▸ **What you will do**: Please reproduce every line of the data below verbatim, without any changes.

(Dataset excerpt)
____

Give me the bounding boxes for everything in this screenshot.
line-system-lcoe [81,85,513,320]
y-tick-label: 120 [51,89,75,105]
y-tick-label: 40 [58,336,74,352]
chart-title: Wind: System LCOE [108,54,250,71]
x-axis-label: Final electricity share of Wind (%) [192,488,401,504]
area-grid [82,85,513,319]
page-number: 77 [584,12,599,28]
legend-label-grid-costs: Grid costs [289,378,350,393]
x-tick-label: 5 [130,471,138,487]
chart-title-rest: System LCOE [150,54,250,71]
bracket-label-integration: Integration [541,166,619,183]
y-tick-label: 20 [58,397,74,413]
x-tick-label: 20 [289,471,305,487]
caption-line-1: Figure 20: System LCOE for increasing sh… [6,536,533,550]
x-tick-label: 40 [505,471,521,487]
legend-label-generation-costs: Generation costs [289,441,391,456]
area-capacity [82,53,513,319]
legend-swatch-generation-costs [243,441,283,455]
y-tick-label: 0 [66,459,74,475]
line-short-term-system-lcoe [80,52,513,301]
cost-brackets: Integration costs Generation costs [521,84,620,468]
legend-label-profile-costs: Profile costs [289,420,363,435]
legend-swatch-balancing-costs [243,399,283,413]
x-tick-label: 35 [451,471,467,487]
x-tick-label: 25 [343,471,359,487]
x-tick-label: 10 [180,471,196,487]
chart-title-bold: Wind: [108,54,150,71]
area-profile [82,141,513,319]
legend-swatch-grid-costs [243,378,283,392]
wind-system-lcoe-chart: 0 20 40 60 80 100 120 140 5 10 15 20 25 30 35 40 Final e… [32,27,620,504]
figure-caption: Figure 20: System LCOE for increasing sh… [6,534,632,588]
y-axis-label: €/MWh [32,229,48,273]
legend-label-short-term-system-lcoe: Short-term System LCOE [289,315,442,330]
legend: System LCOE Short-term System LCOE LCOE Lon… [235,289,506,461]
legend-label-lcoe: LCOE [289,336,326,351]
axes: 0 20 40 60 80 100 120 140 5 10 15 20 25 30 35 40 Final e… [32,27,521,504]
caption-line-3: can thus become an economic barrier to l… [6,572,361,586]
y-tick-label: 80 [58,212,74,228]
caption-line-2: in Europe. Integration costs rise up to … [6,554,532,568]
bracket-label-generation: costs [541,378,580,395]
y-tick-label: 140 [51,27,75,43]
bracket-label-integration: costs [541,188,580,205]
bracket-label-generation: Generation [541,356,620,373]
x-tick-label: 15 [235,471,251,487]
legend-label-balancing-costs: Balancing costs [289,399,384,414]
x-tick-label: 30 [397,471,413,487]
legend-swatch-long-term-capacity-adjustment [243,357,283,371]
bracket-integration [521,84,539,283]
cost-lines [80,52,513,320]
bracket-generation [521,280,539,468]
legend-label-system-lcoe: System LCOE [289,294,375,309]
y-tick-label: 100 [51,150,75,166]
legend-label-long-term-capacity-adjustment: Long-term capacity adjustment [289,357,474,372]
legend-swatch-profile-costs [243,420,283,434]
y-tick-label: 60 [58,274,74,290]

____

▸ **Exercise answer**:
Give me the bounding boxes for everything in this screenshot.
line-system-lcoe [81,85,513,320]
y-tick-label: 120 [51,89,75,105]
y-tick-label: 40 [58,336,74,352]
chart-title: Wind: System LCOE [108,54,250,71]
x-axis-label: Final electricity share of Wind (%) [192,488,401,504]
area-grid [82,85,513,319]
page-number: 77 [584,12,599,28]
legend-label-grid-costs: Grid costs [289,378,350,393]
x-tick-label: 5 [130,471,138,487]
chart-title-rest: System LCOE [150,54,250,71]
bracket-label-integration: Integration [541,166,619,183]
y-tick-label: 20 [58,397,74,413]
x-tick-label: 20 [289,471,305,487]
caption-line-1: Figure 20: System LCOE for increasing sh… [6,536,533,550]
x-tick-label: 40 [505,471,521,487]
legend-label-generation-costs: Generation costs [289,441,391,456]
area-capacity [82,53,513,319]
legend-swatch-generation-costs [243,441,283,455]
y-tick-label: 0 [66,459,74,475]
line-short-term-system-lcoe [80,52,513,301]
cost-brackets: Integration costs Generation costs [521,84,620,468]
legend-label-profile-costs: Profile costs [289,420,363,435]
legend-swatch-balancing-costs [243,399,283,413]
x-tick-label: 35 [451,471,467,487]
x-tick-label: 25 [343,471,359,487]
x-tick-label: 10 [180,471,196,487]
chart-title-bold: Wind: [108,54,150,71]
area-profile [82,141,513,319]
legend-swatch-grid-costs [243,378,283,392]
wind-system-lcoe-chart: 0 20 40 60 80 100 120 140 5 10 15 20 25 30 35 40 Final e… [32,27,620,504]
figure-caption: Figure 20: System LCOE for increasing sh… [6,534,632,588]
y-axis-label: €/MWh [32,229,48,273]
legend-label-short-term-system-lcoe: Short-term System LCOE [289,315,442,330]
legend: System LCOE Short-term System LCOE LCOE Lon… [235,289,506,461]
legend-label-lcoe: LCOE [289,336,326,351]
axes: 0 20 40 60 80 100 120 140 5 10 15 20 25 30 35 40 Final e… [32,27,521,504]
caption-line-3: can thus become an economic barrier to l… [6,572,361,586]
y-tick-label: 80 [58,212,74,228]
caption-line-2: in Europe. Integration costs rise up to … [6,554,532,568]
bracket-label-generation: costs [541,378,580,395]
y-tick-label: 140 [51,27,75,43]
bracket-label-integration: costs [541,188,580,205]
bracket-label-generation: Generation [541,356,620,373]
x-tick-label: 15 [235,471,251,487]
legend-label-balancing-costs: Balancing costs [289,399,384,414]
x-tick-label: 30 [397,471,413,487]
legend-swatch-long-term-capacity-adjustment [243,357,283,371]
bracket-integration [521,84,539,283]
cost-lines [80,52,513,320]
bracket-generation [521,280,539,468]
legend-label-system-lcoe: System LCOE [289,294,375,309]
y-tick-label: 100 [51,150,75,166]
legend-label-long-term-capacity-adjustment: Long-term capacity adjustment [289,357,474,372]
legend-swatch-profile-costs [243,420,283,434]
y-tick-label: 60 [58,274,74,290]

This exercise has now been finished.